::: RECORDS PROVIDED
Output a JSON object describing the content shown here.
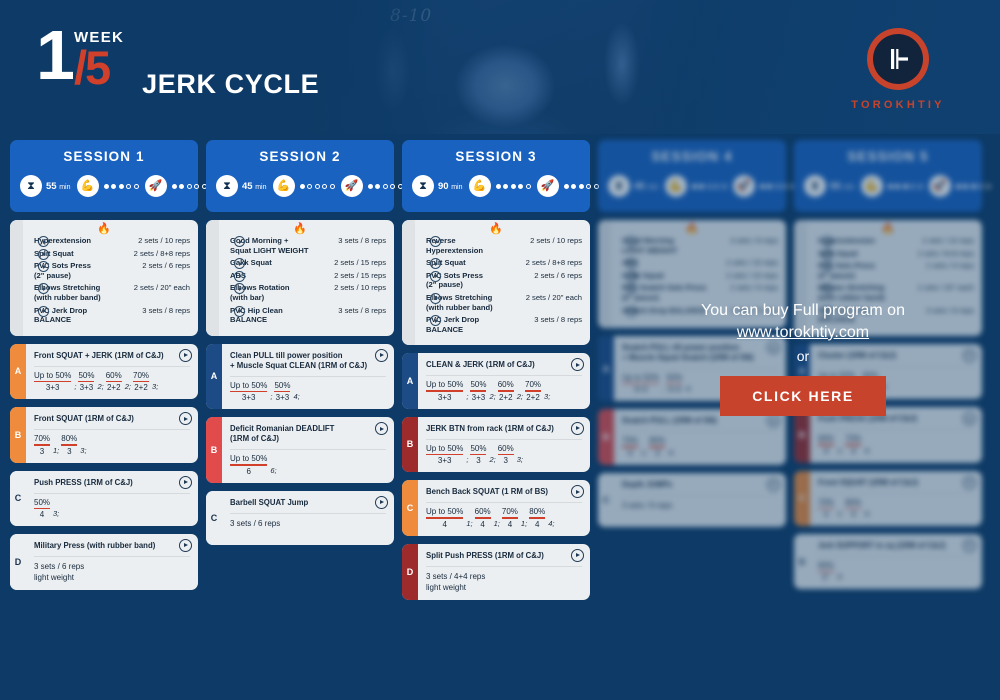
{
  "header": {
    "week_number": "1",
    "week_word": "WEEK",
    "week_fraction": "/5",
    "program_title": "JERK CYCLE",
    "chalk_text": "8-10",
    "brand_name": "TOROKHTIY",
    "logo_icon": "torokhtiy-barbell-logo"
  },
  "cta": {
    "line1": "You can buy Full program on",
    "link": "www.torokhtiy.com",
    "or": "or",
    "button": "CLICK HERE",
    "accent": "#c8432c"
  },
  "colors": {
    "background": "#0d3a66",
    "session_header": "#1a62c0",
    "card": "#eceff1",
    "accent_red": "#d1402a",
    "letter_orange": "#ef8b3c",
    "letter_red": "#e24b4b",
    "letter_darkred": "#9e2b2b",
    "letter_navy": "#1c4b86"
  },
  "icons": {
    "time": "hourglass-icon",
    "intensity": "muscle-arm-icon",
    "effort": "rocket-icon",
    "flame": "flame-icon",
    "play": "play-icon"
  },
  "sessions": [
    {
      "title": "SESSION 1",
      "locked": false,
      "duration": "55",
      "duration_unit": "min",
      "intensity": 3,
      "intensity_max": 5,
      "effort": 2,
      "effort_max": 5,
      "warmup": [
        {
          "name": "Hyperextension",
          "volume": "2 sets / 10 reps"
        },
        {
          "name": "Split Squat",
          "volume": "2 sets / 8+8 reps"
        },
        {
          "name": "PVC Sots Press\n(2\" pause)",
          "volume": "2 sets / 6 reps"
        },
        {
          "name": "Elbows Stretching\n(with rubber band)",
          "volume": "2 sets / 20\" each"
        },
        {
          "name": "PVC Jerk Drop\nBALANCE",
          "volume": "3 sets / 8 reps"
        }
      ],
      "blocks": [
        {
          "letter": "A",
          "letter_color": "orange",
          "title": "Front SQUAT + JERK (1RM of C&J)",
          "sets": [
            {
              "top": "Up to 50%",
              "bot": "3+3",
              "mult": ";"
            },
            {
              "top": "50%",
              "bot": "3+3",
              "mult": "2;"
            },
            {
              "top": "60%",
              "bot": "2+2",
              "mult": "2;"
            },
            {
              "top": "70%",
              "bot": "2+2",
              "mult": "3;"
            }
          ]
        },
        {
          "letter": "B",
          "letter_color": "orange",
          "title": "Front SQUAT (1RM of C&J)",
          "sets": [
            {
              "top": "70%",
              "bot": "3",
              "mult": "1;"
            },
            {
              "top": "80%",
              "bot": "3",
              "mult": "3;"
            }
          ]
        },
        {
          "letter": "C",
          "letter_color": "plain",
          "title": "Push PRESS (1RM of C&J)",
          "sets": [
            {
              "top": "50%",
              "bot": "4",
              "mult": "3;"
            }
          ]
        },
        {
          "letter": "D",
          "letter_color": "plain",
          "title": "Military Press (with rubber band)",
          "text": "3 sets / 6 reps\nlight weight"
        }
      ]
    },
    {
      "title": "SESSION 2",
      "locked": false,
      "duration": "45",
      "duration_unit": "min",
      "intensity": 1,
      "intensity_max": 5,
      "effort": 2,
      "effort_max": 5,
      "warmup": [
        {
          "name": "Good Morning +\nSquat LIGHT WEIGHT",
          "volume": "3 sets / 8 reps"
        },
        {
          "name": "Gakk Squat",
          "volume": "2 sets / 15 reps"
        },
        {
          "name": "ABS",
          "volume": "2 sets / 15 reps"
        },
        {
          "name": "Elbows Rotation\n(with bar)",
          "volume": "2 sets / 10 reps"
        },
        {
          "name": "PVC Hip Clean\nBALANCE",
          "volume": "3 sets / 8 reps"
        }
      ],
      "blocks": [
        {
          "letter": "A",
          "letter_color": "navy",
          "title": "Clean PULL till power position\n+ Muscle Squat CLEAN (1RM of C&J)",
          "sets": [
            {
              "top": "Up to 50%",
              "bot": "3+3",
              "mult": ";"
            },
            {
              "top": "50%",
              "bot": "3+3",
              "mult": "4;"
            }
          ]
        },
        {
          "letter": "B",
          "letter_color": "red",
          "title": "Deficit Romanian DEADLIFT\n(1RM of C&J)",
          "sets": [
            {
              "top": "Up to 50%",
              "bot": "6",
              "mult": "6;"
            }
          ]
        },
        {
          "letter": "C",
          "letter_color": "plain",
          "title": "Barbell SQUAT Jump",
          "text": "3 sets / 6 reps"
        }
      ]
    },
    {
      "title": "SESSION 3",
      "locked": false,
      "duration": "90",
      "duration_unit": "min",
      "intensity": 4,
      "intensity_max": 5,
      "effort": 3,
      "effort_max": 5,
      "warmup": [
        {
          "name": "Reverse\nHyperextension",
          "volume": "2 sets / 10 reps"
        },
        {
          "name": "Split Squat",
          "volume": "2 sets / 8+8 reps"
        },
        {
          "name": "PVC Sots Press\n(2\" pause)",
          "volume": "2 sets / 6 reps"
        },
        {
          "name": "Elbows Stretching\n(with rubber band)",
          "volume": "2 sets / 20\" each"
        },
        {
          "name": "PVC Jerk Drop\nBALANCE",
          "volume": "3 sets / 8 reps"
        }
      ],
      "blocks": [
        {
          "letter": "A",
          "letter_color": "navy",
          "title": "CLEAN & JERK (1RM of C&J)",
          "sets": [
            {
              "top": "Up to 50%",
              "bot": "3+3",
              "mult": ";"
            },
            {
              "top": "50%",
              "bot": "3+3",
              "mult": "2;"
            },
            {
              "top": "60%",
              "bot": "2+2",
              "mult": "2;"
            },
            {
              "top": "70%",
              "bot": "2+2",
              "mult": "3;"
            }
          ]
        },
        {
          "letter": "B",
          "letter_color": "darkred",
          "title": "JERK BTN from rack (1RM of C&J)",
          "sets": [
            {
              "top": "Up to 50%",
              "bot": "3+3",
              "mult": ";"
            },
            {
              "top": "50%",
              "bot": "3",
              "mult": "2;"
            },
            {
              "top": "60%",
              "bot": "3",
              "mult": "3;"
            }
          ]
        },
        {
          "letter": "C",
          "letter_color": "orange",
          "title": "Bench Back SQUAT (1 RM of BS)",
          "sets": [
            {
              "top": "Up to 50%",
              "bot": "4",
              "mult": "1;"
            },
            {
              "top": "60%",
              "bot": "4",
              "mult": "1;"
            },
            {
              "top": "70%",
              "bot": "4",
              "mult": "1;"
            },
            {
              "top": "80%",
              "bot": "4",
              "mult": "4;"
            }
          ]
        },
        {
          "letter": "D",
          "letter_color": "darkred",
          "title": "Split Push PRESS (1RM of C&J)",
          "text": "3 sets / 4+4 reps\nlight weight"
        }
      ]
    },
    {
      "title": "SESSION 4",
      "locked": true,
      "duration": "45",
      "duration_unit": "min",
      "intensity": 2,
      "intensity_max": 5,
      "effort": 2,
      "effort_max": 5,
      "warmup": [
        {
          "name": "Good Morning\nLIGHT WEIGHT",
          "volume": "3 sets / 8 reps"
        },
        {
          "name": "ABS",
          "volume": "2 sets / 15 reps"
        },
        {
          "name": "Gakk Squat",
          "volume": "2 sets / 15 reps"
        },
        {
          "name": "PVC Snatch Sots Press\n(2\" pause)",
          "volume": "2 sets / 6 reps"
        },
        {
          "name": "Snatch Drop BALANCE",
          "volume": "3 sets / 8 reps"
        }
      ],
      "blocks": [
        {
          "letter": "A",
          "letter_color": "navy",
          "title": "Snatch PULL till power position\n+ Muscle Squat Snatch (1RM of SN)",
          "sets": [
            {
              "top": "Up to 50%",
              "bot": "3+3",
              "mult": ";"
            },
            {
              "top": "50%",
              "bot": "3+3",
              "mult": "4;"
            }
          ]
        },
        {
          "letter": "B",
          "letter_color": "red",
          "title": "Snatch PULL (1RM of SN)",
          "sets": [
            {
              "top": "70%",
              "bot": "4",
              "mult": "1;"
            },
            {
              "top": "80%",
              "bot": "3",
              "mult": "4;"
            }
          ]
        },
        {
          "letter": "C",
          "letter_color": "plain",
          "title": "Depth JUMPs",
          "text": "3 sets / 6 reps"
        }
      ]
    },
    {
      "title": "SESSION 5",
      "locked": true,
      "duration": "55",
      "duration_unit": "min",
      "intensity": 3,
      "intensity_max": 5,
      "effort": 3,
      "effort_max": 5,
      "warmup": [
        {
          "name": "Hyperextension",
          "volume": "2 sets / 10 reps"
        },
        {
          "name": "Split Squat",
          "volume": "2 sets / 8+8 reps"
        },
        {
          "name": "PVC Sots Press\n(2\" pause)",
          "volume": "2 sets / 6 reps"
        },
        {
          "name": "Elbows Stretching\n(with rubber band)",
          "volume": "2 sets / 20\" each"
        },
        {
          "name": "PVC Jerk Drop\nBALANCE",
          "volume": "3 sets / 8 reps"
        }
      ],
      "blocks": [
        {
          "letter": "A",
          "letter_color": "navy",
          "title": "Cluster (1RM of C&J)",
          "sets": [
            {
              "top": "Up to 50%",
              "bot": "3+3",
              "mult": ";"
            },
            {
              "top": "60%",
              "bot": "2+2",
              "mult": "4;"
            }
          ]
        },
        {
          "letter": "B",
          "letter_color": "darkred",
          "title": "Push PRESS (1RM of C&J)",
          "sets": [
            {
              "top": "60%",
              "bot": "4",
              "mult": "1;"
            },
            {
              "top": "70%",
              "bot": "4",
              "mult": "4;"
            }
          ]
        },
        {
          "letter": "C",
          "letter_color": "orange",
          "title": "Front SQUAT (1RM of C&J)",
          "sets": [
            {
              "top": "70%",
              "bot": "4",
              "mult": "1;"
            },
            {
              "top": "80%",
              "bot": "4",
              "mult": "4;"
            }
          ]
        },
        {
          "letter": "D",
          "letter_color": "plain",
          "title": "Jerk SUPPORT in sq (1RM of C&J)",
          "sets": [
            {
              "top": "90%",
              "bot": "5\"",
              "mult": "4;"
            }
          ]
        }
      ]
    }
  ]
}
::::::
Every line of the listing that holds "till" is to be counted; give only the resulting number.

2